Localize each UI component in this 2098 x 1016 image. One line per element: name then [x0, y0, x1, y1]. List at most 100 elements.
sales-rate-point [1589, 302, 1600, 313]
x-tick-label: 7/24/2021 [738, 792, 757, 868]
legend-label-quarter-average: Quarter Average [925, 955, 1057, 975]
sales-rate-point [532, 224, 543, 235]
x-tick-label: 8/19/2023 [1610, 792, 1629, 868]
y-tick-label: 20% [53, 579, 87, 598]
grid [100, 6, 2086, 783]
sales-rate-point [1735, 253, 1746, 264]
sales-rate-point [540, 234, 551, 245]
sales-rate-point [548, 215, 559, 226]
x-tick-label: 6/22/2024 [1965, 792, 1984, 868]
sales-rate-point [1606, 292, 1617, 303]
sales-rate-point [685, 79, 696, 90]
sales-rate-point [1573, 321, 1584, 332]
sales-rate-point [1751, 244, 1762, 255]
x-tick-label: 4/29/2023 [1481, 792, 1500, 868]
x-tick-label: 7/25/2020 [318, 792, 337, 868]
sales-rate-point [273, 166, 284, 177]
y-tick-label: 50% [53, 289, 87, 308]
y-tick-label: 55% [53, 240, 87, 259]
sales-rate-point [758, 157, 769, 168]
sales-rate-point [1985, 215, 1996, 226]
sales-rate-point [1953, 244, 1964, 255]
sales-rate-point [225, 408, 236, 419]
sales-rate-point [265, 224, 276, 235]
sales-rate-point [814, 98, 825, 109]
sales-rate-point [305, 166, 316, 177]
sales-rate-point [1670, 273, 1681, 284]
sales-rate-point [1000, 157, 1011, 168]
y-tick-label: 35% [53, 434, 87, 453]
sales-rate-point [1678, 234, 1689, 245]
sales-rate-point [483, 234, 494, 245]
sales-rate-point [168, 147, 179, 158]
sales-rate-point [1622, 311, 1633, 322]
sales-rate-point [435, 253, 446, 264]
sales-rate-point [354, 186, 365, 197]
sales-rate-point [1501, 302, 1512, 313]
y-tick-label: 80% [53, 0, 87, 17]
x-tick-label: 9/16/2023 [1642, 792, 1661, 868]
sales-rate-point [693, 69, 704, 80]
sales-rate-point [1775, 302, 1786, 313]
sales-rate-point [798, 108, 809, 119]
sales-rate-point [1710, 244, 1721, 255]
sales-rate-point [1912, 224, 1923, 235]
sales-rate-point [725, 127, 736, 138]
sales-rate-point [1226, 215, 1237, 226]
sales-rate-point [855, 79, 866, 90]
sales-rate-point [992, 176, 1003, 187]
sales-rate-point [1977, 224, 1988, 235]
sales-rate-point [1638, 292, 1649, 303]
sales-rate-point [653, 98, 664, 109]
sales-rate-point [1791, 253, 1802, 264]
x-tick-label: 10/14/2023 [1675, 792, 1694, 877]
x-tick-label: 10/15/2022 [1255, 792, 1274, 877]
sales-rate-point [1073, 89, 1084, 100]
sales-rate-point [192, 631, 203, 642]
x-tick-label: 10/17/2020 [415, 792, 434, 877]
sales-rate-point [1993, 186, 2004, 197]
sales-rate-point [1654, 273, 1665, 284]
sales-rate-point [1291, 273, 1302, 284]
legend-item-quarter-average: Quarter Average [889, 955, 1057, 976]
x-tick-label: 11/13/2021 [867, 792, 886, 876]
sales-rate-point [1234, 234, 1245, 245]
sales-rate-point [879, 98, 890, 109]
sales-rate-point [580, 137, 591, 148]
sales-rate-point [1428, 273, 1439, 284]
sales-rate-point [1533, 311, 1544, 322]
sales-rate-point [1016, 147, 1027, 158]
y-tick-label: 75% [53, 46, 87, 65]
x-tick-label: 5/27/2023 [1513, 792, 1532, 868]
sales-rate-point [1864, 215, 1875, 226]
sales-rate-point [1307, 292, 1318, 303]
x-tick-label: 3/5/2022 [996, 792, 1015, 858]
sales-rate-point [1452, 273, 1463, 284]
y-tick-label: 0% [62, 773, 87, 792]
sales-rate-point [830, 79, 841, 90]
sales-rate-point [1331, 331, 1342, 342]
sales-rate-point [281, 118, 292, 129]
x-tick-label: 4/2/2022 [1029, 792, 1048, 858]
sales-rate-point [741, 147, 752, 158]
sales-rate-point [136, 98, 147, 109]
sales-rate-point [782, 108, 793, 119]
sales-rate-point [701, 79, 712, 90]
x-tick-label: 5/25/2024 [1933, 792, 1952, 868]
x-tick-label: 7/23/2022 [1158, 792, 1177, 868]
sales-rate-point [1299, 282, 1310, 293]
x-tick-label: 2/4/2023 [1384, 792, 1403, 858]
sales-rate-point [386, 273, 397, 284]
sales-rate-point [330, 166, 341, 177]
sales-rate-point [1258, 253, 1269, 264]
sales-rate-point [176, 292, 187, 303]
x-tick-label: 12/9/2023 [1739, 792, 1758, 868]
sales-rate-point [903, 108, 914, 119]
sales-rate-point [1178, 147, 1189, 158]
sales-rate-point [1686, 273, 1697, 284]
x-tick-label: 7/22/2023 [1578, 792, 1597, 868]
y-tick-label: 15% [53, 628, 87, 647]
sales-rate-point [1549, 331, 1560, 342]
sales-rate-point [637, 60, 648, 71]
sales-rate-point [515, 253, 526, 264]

┄┄┄┄┄┄┄┄┄┄

_To do_
Copy out every row above verbatim, changing no character.

_Written response_
Localize each UI component in this 2098 x 1016 image. One line per element: name then [x0, y0, x1, y1]. List at most 100 elements.
sales-rate-point [1589, 302, 1600, 313]
x-tick-label: 7/24/2021 [738, 792, 757, 868]
legend-label-quarter-average: Quarter Average [925, 955, 1057, 975]
sales-rate-point [532, 224, 543, 235]
x-tick-label: 8/19/2023 [1610, 792, 1629, 868]
y-tick-label: 20% [53, 579, 87, 598]
grid [100, 6, 2086, 783]
sales-rate-point [1735, 253, 1746, 264]
sales-rate-point [540, 234, 551, 245]
sales-rate-point [548, 215, 559, 226]
x-tick-label: 6/22/2024 [1965, 792, 1984, 868]
sales-rate-point [1606, 292, 1617, 303]
sales-rate-point [685, 79, 696, 90]
sales-rate-point [1573, 321, 1584, 332]
sales-rate-point [1751, 244, 1762, 255]
x-tick-label: 4/29/2023 [1481, 792, 1500, 868]
x-tick-label: 7/25/2020 [318, 792, 337, 868]
sales-rate-point [273, 166, 284, 177]
y-tick-label: 50% [53, 289, 87, 308]
y-tick-label: 55% [53, 240, 87, 259]
sales-rate-point [758, 157, 769, 168]
sales-rate-point [1985, 215, 1996, 226]
sales-rate-point [1953, 244, 1964, 255]
sales-rate-point [225, 408, 236, 419]
sales-rate-point [265, 224, 276, 235]
sales-rate-point [814, 98, 825, 109]
sales-rate-point [305, 166, 316, 177]
sales-rate-point [1670, 273, 1681, 284]
sales-rate-point [1000, 157, 1011, 168]
y-tick-label: 35% [53, 434, 87, 453]
sales-rate-point [1678, 234, 1689, 245]
sales-rate-point [483, 234, 494, 245]
sales-rate-point [168, 147, 179, 158]
sales-rate-point [1622, 311, 1633, 322]
sales-rate-point [435, 253, 446, 264]
sales-rate-point [354, 186, 365, 197]
sales-rate-point [1501, 302, 1512, 313]
y-tick-label: 80% [53, 0, 87, 17]
x-tick-label: 9/16/2023 [1642, 792, 1661, 868]
sales-rate-point [693, 69, 704, 80]
sales-rate-point [1775, 302, 1786, 313]
sales-rate-point [798, 108, 809, 119]
sales-rate-point [1710, 244, 1721, 255]
sales-rate-point [1912, 224, 1923, 235]
sales-rate-point [725, 127, 736, 138]
sales-rate-point [1226, 215, 1237, 226]
sales-rate-point [855, 79, 866, 90]
sales-rate-point [992, 176, 1003, 187]
sales-rate-point [1977, 224, 1988, 235]
sales-rate-point [1638, 292, 1649, 303]
sales-rate-point [653, 98, 664, 109]
sales-rate-point [1791, 253, 1802, 264]
x-tick-label: 10/14/2023 [1675, 792, 1694, 877]
x-tick-label: 10/15/2022 [1255, 792, 1274, 877]
sales-rate-point [1073, 89, 1084, 100]
sales-rate-point [192, 631, 203, 642]
x-tick-label: 10/17/2020 [415, 792, 434, 877]
sales-rate-point [1993, 186, 2004, 197]
sales-rate-point [1654, 273, 1665, 284]
sales-rate-point [1291, 273, 1302, 284]
legend-item-quarter-average: Quarter Average [889, 955, 1057, 976]
x-tick-label: 11/13/2021 [867, 792, 886, 876]
sales-rate-point [1234, 234, 1245, 245]
sales-rate-point [879, 98, 890, 109]
sales-rate-point [580, 137, 591, 148]
sales-rate-point [1428, 273, 1439, 284]
sales-rate-point [1533, 311, 1544, 322]
sales-rate-point [1016, 147, 1027, 158]
y-tick-label: 75% [53, 46, 87, 65]
x-tick-label: 5/27/2023 [1513, 792, 1532, 868]
sales-rate-point [1864, 215, 1875, 226]
sales-rate-point [1307, 292, 1318, 303]
x-tick-label: 3/5/2022 [996, 792, 1015, 858]
sales-rate-point [1452, 273, 1463, 284]
y-tick-label: 0% [62, 773, 87, 792]
sales-rate-point [830, 79, 841, 90]
sales-rate-point [1331, 331, 1342, 342]
sales-rate-point [281, 118, 292, 129]
x-tick-label: 4/2/2022 [1029, 792, 1048, 858]
sales-rate-point [741, 147, 752, 158]
sales-rate-point [136, 98, 147, 109]
sales-rate-point [782, 108, 793, 119]
sales-rate-point [701, 79, 712, 90]
x-tick-label: 5/25/2024 [1933, 792, 1952, 868]
x-tick-label: 7/23/2022 [1158, 792, 1177, 868]
sales-rate-point [1299, 282, 1310, 293]
x-tick-label: 2/4/2023 [1384, 792, 1403, 858]
sales-rate-point [386, 273, 397, 284]
sales-rate-point [330, 166, 341, 177]
sales-rate-point [1258, 253, 1269, 264]
sales-rate-point [176, 292, 187, 303]
x-tick-label: 12/9/2023 [1739, 792, 1758, 868]
sales-rate-point [903, 108, 914, 119]
sales-rate-point [1178, 147, 1189, 158]
sales-rate-point [1686, 273, 1697, 284]
x-tick-label: 7/22/2023 [1578, 792, 1597, 868]
y-tick-label: 15% [53, 628, 87, 647]
sales-rate-point [1549, 331, 1560, 342]
sales-rate-point [637, 60, 648, 71]
sales-rate-point [515, 253, 526, 264]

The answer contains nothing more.